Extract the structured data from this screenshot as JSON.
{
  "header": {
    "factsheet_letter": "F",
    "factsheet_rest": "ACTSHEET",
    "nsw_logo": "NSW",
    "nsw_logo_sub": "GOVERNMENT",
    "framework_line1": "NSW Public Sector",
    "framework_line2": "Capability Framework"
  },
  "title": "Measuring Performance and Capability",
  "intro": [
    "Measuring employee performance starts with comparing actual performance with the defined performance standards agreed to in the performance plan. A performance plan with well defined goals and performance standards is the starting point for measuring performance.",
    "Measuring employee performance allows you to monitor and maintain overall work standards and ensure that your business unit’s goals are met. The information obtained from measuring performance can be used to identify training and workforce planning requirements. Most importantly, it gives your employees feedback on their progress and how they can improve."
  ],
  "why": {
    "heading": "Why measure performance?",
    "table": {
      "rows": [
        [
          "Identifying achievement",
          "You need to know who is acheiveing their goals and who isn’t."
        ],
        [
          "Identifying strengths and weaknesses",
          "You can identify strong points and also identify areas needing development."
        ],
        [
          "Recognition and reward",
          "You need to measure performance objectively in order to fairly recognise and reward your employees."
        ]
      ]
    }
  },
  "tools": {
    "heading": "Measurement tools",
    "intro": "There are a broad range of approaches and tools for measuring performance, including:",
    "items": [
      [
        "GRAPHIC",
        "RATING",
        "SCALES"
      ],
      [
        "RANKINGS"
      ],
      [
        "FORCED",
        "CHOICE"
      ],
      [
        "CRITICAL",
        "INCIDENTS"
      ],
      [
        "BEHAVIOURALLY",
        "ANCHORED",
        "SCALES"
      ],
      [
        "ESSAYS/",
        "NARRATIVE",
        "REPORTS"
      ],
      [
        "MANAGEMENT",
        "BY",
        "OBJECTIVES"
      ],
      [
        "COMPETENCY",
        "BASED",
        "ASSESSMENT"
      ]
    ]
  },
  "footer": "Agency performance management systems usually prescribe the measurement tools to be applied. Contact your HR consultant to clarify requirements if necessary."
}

□ □ □ □

# WHAT TO PRODUCE
Working from the material above, retype it in its entirety without change.

# TASK SOLUTION
Extract the structured data from this screenshot as JSON.
{
  "header": {
    "factsheet_letter": "F",
    "factsheet_rest": "ACTSHEET",
    "nsw_logo": "NSW",
    "nsw_logo_sub": "GOVERNMENT",
    "framework_line1": "NSW Public Sector",
    "framework_line2": "Capability Framework"
  },
  "title": "Measuring Performance and Capability",
  "intro": [
    "Measuring employee performance starts with comparing actual performance with the defined performance standards agreed to in the performance plan. A performance plan with well defined goals and performance standards is the starting point for measuring performance.",
    "Measuring employee performance allows you to monitor and maintain overall work standards and ensure that your business unit’s goals are met. The information obtained from measuring performance can be used to identify training and workforce planning requirements. Most importantly, it gives your employees feedback on their progress and how they can improve."
  ],
  "why": {
    "heading": "Why measure performance?",
    "table": {
      "rows": [
        [
          "Identifying achievement",
          "You need to know who is acheiveing their goals and who isn’t."
        ],
        [
          "Identifying strengths and weaknesses",
          "You can identify strong points and also identify areas needing development."
        ],
        [
          "Recognition and reward",
          "You need to measure performance objectively in order to fairly recognise and reward your employees."
        ]
      ]
    }
  },
  "tools": {
    "heading": "Measurement tools",
    "intro": "There are a broad range of approaches and tools for measuring performance, including:",
    "items": [
      [
        "GRAPHIC",
        "RATING",
        "SCALES"
      ],
      [
        "RANKINGS"
      ],
      [
        "FORCED",
        "CHOICE"
      ],
      [
        "CRITICAL",
        "INCIDENTS"
      ],
      [
        "BEHAVIOURALLY",
        "ANCHORED",
        "SCALES"
      ],
      [
        "ESSAYS/",
        "NARRATIVE",
        "REPORTS"
      ],
      [
        "MANAGEMENT",
        "BY",
        "OBJECTIVES"
      ],
      [
        "COMPETENCY",
        "BASED",
        "ASSESSMENT"
      ]
    ]
  },
  "footer": "Agency performance management systems usually prescribe the measurement tools to be applied. Contact your HR consultant to clarify requirements if necessary."
}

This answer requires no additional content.